■ Given problem
Scan the data below. Pull out each line where "Maria" occurs.

* Begin Material provided *

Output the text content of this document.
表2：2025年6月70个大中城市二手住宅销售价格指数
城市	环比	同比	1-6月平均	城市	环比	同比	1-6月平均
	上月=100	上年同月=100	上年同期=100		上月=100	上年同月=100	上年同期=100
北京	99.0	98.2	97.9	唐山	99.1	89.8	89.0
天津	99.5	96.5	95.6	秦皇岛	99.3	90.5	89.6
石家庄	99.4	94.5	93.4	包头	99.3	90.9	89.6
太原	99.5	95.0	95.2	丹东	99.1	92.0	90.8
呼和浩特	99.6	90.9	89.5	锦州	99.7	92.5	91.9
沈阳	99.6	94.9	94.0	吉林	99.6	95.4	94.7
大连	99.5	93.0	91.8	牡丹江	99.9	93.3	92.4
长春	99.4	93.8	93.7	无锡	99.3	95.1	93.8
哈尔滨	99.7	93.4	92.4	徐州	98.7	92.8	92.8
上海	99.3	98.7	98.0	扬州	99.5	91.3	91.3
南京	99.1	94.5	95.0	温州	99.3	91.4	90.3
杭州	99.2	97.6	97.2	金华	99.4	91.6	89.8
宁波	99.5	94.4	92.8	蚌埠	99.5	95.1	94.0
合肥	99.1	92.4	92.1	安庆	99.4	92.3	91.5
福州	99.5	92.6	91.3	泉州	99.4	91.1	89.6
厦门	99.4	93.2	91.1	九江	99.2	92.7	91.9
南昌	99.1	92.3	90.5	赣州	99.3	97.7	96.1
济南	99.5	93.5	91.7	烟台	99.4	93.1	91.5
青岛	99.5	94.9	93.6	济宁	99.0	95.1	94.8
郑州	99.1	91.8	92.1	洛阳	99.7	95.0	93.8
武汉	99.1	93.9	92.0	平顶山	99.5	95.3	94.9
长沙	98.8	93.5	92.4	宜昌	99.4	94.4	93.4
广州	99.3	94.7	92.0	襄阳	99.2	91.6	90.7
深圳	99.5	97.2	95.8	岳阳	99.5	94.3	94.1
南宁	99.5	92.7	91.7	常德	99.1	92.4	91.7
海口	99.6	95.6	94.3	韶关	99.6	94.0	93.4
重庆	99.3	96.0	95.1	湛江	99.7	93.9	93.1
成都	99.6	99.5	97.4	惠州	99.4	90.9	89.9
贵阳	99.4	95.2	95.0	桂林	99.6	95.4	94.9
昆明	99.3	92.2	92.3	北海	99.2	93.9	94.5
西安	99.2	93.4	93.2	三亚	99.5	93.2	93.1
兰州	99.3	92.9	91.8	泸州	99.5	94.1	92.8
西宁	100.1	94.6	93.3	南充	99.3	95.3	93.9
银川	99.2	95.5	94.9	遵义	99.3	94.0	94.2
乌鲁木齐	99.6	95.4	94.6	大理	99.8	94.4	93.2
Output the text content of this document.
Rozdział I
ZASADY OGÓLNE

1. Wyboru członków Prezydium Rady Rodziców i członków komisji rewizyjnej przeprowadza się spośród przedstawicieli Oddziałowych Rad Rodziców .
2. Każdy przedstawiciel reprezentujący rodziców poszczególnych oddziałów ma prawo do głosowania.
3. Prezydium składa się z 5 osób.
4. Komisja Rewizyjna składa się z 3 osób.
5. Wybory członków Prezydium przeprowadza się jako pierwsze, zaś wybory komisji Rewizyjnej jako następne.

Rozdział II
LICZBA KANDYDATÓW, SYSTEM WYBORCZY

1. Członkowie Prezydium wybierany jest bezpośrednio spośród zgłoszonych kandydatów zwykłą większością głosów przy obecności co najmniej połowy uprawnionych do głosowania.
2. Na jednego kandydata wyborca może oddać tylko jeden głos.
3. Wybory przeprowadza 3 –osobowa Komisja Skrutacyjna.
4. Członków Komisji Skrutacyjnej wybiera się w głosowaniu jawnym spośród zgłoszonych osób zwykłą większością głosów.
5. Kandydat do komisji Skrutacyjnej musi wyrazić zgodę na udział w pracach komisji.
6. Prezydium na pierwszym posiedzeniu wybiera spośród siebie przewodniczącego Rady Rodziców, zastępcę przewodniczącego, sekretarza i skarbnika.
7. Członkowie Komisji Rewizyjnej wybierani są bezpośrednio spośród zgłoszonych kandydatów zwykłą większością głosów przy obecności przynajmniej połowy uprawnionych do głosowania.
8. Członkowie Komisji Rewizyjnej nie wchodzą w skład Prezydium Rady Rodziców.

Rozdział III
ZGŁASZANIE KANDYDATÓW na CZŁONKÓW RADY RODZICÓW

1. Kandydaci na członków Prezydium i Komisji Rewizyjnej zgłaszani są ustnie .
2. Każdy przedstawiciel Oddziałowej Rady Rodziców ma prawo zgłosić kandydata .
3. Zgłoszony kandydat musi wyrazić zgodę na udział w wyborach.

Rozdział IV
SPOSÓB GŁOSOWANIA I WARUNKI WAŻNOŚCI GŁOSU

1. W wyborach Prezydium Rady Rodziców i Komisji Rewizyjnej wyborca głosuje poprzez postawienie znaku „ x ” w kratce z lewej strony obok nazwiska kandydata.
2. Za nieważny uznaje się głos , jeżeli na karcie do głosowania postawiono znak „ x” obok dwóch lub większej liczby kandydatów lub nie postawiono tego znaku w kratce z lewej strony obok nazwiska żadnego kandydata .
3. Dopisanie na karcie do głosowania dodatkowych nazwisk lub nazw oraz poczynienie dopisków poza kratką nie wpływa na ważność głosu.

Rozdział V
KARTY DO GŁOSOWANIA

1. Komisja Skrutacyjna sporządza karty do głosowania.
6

* End Material provided *
* Begin Material provided *

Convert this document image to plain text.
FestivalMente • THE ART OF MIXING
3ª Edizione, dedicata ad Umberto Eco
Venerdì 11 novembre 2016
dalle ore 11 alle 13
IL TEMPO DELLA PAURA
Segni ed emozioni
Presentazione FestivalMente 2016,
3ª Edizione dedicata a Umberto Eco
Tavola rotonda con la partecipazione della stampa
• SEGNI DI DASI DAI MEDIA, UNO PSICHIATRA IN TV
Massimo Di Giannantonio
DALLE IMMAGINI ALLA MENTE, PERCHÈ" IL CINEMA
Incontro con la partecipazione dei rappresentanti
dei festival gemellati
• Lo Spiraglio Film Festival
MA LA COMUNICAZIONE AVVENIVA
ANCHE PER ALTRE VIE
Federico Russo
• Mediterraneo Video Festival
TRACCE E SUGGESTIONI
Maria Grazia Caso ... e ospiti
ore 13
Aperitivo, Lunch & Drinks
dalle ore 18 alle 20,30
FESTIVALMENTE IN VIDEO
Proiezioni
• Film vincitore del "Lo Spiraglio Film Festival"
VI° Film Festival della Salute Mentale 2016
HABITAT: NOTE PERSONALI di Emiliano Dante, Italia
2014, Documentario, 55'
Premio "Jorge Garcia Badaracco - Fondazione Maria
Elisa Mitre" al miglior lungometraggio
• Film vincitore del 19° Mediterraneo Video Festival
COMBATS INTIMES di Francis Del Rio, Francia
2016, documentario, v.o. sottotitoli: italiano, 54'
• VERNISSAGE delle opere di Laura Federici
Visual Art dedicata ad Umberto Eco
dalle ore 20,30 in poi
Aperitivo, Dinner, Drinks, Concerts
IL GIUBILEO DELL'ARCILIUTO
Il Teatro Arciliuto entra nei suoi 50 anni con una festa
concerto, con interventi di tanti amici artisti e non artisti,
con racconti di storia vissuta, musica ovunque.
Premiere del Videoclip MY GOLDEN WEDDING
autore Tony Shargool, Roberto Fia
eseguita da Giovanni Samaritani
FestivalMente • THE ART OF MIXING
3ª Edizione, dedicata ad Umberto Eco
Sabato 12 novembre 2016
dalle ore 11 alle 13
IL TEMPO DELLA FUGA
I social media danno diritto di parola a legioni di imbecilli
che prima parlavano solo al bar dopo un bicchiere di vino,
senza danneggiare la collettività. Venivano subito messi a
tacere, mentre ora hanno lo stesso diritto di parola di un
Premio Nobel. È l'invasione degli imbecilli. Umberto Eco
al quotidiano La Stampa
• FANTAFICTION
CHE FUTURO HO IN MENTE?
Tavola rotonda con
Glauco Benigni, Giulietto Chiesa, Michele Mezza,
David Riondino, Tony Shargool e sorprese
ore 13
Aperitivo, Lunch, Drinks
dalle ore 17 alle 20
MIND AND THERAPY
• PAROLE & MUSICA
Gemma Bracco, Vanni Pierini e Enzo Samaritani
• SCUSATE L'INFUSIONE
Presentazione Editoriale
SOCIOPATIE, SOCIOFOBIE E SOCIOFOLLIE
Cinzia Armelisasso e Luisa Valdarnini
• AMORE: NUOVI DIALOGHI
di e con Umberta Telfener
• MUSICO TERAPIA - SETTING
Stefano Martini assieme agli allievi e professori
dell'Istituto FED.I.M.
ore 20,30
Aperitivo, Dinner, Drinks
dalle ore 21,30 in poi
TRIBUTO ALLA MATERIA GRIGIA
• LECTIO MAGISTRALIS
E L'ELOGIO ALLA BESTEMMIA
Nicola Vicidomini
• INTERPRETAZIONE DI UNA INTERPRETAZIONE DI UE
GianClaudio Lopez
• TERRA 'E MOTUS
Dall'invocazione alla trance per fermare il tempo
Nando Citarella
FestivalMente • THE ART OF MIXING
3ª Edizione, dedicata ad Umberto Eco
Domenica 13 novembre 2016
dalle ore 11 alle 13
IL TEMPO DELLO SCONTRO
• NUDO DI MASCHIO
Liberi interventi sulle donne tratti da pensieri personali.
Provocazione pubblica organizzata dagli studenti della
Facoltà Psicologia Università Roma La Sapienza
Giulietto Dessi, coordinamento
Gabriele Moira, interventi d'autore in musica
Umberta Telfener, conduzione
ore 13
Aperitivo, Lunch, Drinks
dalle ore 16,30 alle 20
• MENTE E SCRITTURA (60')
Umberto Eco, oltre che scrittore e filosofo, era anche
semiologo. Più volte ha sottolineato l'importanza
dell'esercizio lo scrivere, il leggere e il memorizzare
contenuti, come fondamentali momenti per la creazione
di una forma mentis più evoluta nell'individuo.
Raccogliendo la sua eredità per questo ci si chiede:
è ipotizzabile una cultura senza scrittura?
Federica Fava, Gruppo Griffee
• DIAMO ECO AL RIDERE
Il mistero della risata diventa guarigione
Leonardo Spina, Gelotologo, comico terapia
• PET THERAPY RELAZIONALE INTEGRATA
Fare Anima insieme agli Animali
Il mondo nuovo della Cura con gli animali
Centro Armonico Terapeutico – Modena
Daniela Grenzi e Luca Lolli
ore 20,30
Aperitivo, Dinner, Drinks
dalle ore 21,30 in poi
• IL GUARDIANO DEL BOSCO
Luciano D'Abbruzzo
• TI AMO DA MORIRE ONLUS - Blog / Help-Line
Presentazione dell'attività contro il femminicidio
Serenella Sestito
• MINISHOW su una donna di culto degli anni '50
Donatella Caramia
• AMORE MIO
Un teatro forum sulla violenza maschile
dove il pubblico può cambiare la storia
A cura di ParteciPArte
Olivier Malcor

* End Material provided *
* Begin Material provided *

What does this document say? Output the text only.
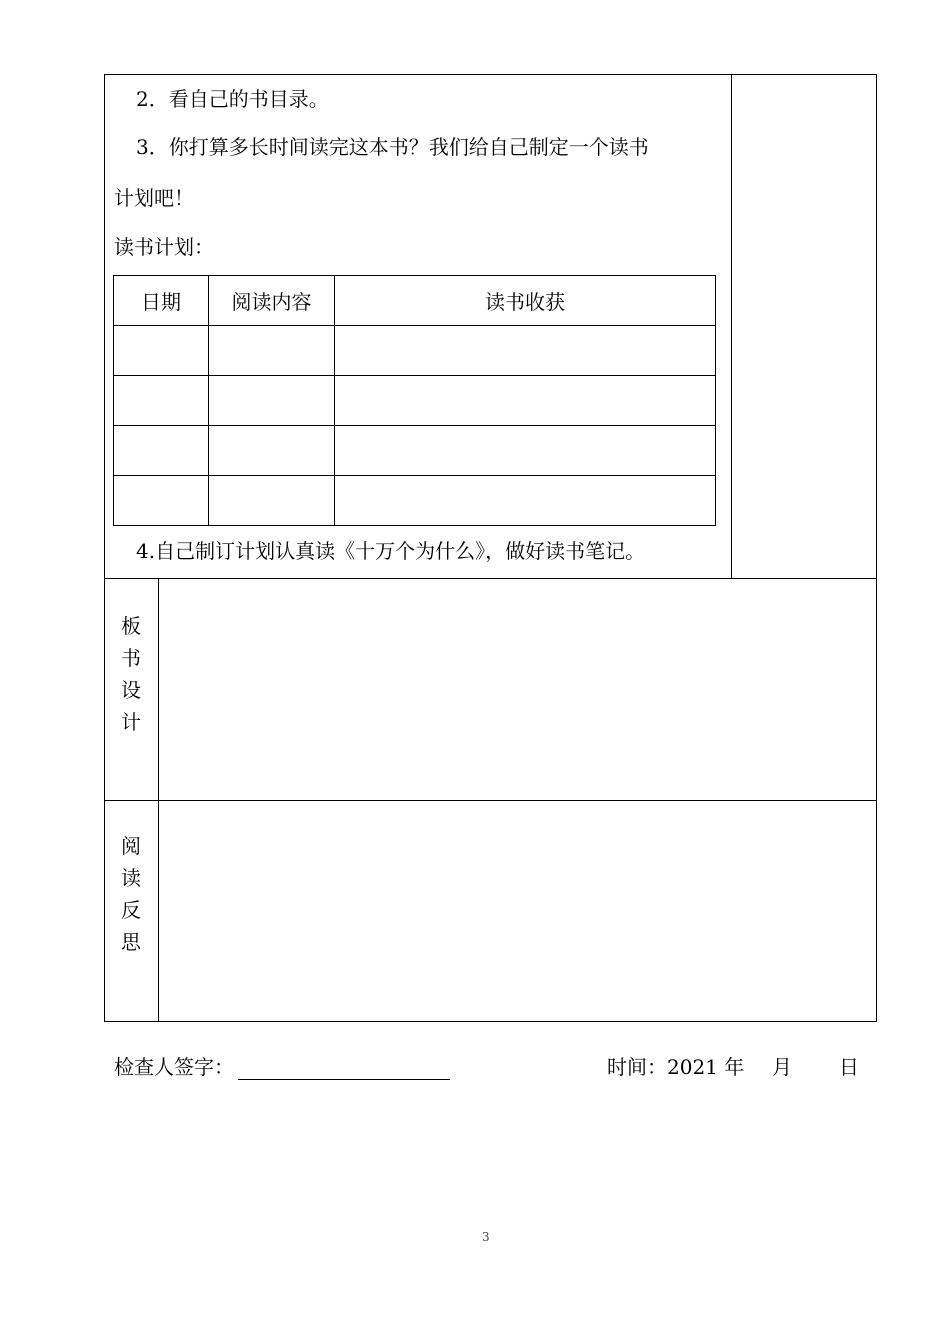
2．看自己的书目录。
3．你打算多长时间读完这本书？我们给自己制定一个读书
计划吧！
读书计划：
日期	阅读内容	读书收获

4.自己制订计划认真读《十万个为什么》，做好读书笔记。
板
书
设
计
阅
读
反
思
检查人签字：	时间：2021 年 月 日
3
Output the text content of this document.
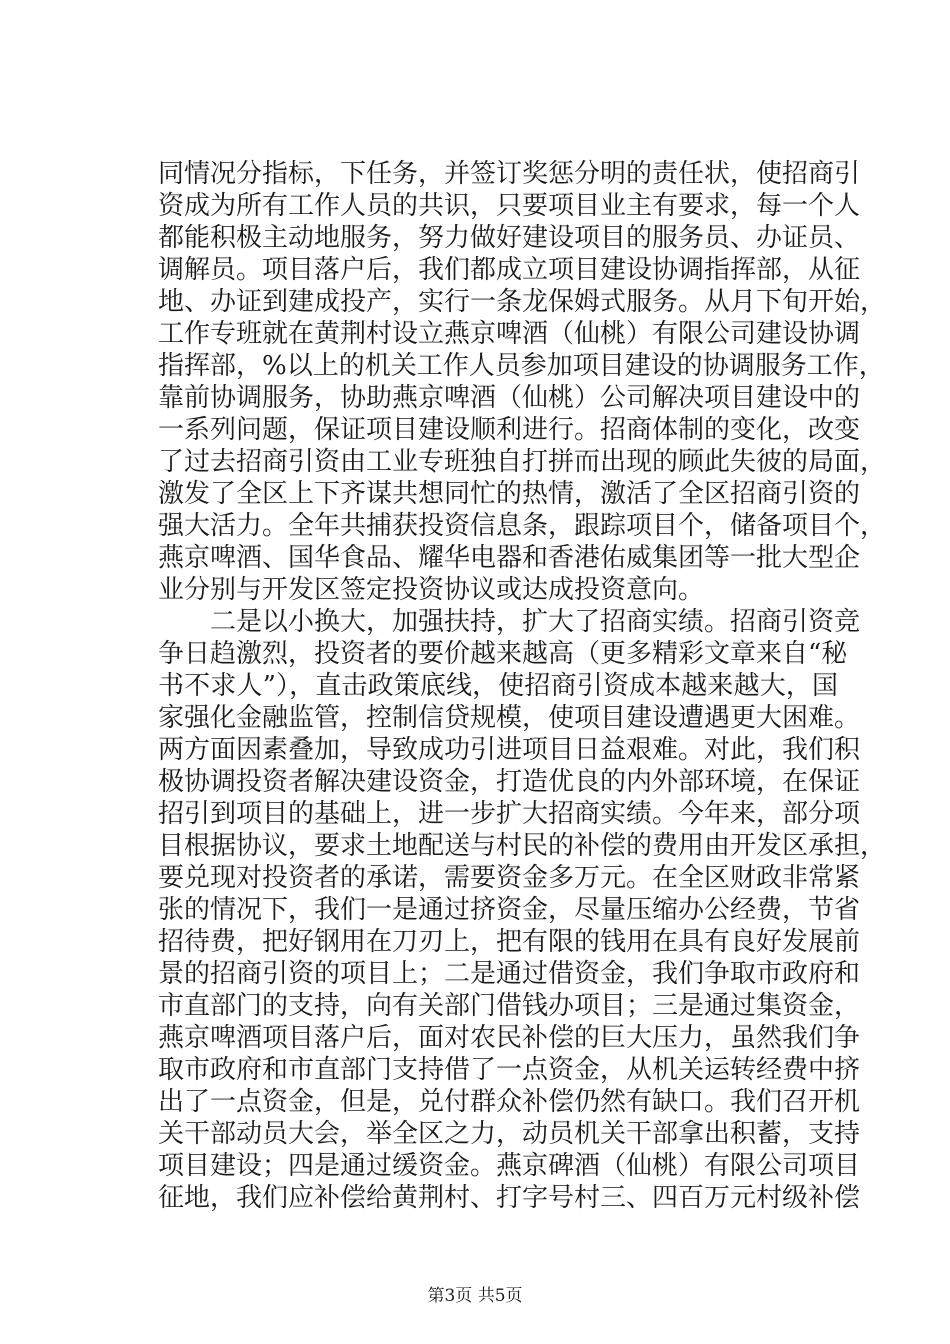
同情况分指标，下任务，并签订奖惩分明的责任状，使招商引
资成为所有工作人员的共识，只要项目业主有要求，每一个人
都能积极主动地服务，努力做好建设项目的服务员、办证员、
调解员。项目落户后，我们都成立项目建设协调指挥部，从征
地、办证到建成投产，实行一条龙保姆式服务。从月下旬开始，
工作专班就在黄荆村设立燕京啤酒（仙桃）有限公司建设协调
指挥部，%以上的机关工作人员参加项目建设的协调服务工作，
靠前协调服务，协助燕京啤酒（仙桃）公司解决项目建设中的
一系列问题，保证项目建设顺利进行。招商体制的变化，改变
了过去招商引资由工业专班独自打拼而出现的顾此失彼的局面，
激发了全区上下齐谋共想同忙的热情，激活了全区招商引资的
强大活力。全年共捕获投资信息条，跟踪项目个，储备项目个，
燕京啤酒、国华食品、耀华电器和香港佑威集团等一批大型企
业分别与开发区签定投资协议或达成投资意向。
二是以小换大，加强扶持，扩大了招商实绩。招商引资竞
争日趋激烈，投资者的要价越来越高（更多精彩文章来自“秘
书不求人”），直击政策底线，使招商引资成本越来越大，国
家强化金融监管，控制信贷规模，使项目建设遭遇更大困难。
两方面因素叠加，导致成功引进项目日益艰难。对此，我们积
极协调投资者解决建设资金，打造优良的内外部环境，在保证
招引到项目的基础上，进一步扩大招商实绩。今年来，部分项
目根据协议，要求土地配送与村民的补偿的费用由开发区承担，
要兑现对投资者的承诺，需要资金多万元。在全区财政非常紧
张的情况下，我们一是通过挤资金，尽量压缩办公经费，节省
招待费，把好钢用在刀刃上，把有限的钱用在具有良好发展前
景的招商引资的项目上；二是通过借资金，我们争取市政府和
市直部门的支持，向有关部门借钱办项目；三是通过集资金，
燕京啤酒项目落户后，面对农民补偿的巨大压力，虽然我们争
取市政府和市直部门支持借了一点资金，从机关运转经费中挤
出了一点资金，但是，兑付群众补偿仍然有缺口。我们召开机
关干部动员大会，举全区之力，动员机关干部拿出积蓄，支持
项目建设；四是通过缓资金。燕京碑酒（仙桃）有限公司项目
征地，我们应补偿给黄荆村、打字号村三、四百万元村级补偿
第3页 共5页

* End Material provided *

■ Correct output
Maria Grazia Caso ... e ospiti
Premio "Jorge Garcia Badaracco - Fondazione Maria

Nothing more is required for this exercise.